### [What this task involves]
In the data below, find every line with the string "года" and pull it out.

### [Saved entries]
────
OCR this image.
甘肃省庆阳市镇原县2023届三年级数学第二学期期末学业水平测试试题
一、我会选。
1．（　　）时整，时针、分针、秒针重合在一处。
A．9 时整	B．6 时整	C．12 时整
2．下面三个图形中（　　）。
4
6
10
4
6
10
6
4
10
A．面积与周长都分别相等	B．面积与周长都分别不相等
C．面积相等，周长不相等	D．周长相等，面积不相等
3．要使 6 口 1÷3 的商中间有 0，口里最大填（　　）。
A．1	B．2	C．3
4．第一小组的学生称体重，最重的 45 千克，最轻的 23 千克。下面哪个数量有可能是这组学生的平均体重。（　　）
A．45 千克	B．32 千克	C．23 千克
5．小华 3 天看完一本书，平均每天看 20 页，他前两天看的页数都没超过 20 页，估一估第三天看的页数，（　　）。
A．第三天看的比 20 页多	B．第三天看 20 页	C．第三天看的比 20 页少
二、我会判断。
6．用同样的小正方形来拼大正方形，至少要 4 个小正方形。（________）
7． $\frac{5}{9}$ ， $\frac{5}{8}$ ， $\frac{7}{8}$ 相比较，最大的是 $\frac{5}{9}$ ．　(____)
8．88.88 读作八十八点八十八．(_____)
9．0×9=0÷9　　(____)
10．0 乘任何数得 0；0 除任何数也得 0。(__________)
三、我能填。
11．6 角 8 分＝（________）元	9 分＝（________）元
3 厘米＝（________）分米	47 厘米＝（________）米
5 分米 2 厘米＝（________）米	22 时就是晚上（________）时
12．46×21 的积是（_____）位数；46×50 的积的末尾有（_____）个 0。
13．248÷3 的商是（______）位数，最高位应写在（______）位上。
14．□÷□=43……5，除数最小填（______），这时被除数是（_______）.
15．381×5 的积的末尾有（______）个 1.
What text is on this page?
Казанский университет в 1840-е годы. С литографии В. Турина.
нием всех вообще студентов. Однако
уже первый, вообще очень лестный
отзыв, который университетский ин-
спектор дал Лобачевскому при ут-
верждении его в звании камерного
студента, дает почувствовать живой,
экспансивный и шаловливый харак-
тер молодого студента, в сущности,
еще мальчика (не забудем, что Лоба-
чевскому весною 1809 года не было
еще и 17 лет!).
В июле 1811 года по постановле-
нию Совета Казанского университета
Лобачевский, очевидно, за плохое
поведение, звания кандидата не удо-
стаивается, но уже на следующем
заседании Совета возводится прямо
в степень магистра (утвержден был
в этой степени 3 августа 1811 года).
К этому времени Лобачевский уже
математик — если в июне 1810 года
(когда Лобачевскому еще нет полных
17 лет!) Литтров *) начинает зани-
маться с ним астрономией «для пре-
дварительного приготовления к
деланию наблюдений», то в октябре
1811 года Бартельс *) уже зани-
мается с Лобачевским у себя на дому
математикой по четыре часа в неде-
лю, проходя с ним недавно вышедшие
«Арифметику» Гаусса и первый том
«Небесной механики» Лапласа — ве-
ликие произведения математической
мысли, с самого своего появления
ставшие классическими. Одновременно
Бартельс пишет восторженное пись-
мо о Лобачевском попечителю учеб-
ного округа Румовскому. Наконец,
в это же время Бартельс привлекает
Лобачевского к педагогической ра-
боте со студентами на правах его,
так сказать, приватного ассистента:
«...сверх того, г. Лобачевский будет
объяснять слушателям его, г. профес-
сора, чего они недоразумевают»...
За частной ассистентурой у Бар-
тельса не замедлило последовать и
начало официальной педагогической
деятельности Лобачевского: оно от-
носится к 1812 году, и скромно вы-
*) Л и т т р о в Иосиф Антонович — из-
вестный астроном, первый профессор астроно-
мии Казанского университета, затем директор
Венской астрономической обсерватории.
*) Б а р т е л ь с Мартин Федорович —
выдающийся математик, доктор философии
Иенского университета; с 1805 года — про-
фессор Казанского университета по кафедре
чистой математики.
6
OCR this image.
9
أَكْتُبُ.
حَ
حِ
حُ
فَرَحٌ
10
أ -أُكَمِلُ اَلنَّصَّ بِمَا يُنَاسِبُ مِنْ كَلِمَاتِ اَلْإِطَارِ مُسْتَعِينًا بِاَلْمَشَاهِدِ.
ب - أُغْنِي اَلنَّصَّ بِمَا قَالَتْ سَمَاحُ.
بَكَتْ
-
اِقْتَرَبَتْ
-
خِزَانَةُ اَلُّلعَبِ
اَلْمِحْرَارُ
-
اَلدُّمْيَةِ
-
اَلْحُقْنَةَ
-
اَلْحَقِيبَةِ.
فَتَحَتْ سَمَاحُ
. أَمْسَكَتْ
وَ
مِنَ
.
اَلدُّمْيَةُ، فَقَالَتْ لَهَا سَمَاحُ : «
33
────
### [Result of this exercise]
чевскому весною 1809 года не было
В июле 1811 года по постановле-
в этой степени 3 августа 1811 года).
математик — если в июне 1810 года
1811 года Бартельс *) уже зани-
Иенского университета; с 1805 года — про-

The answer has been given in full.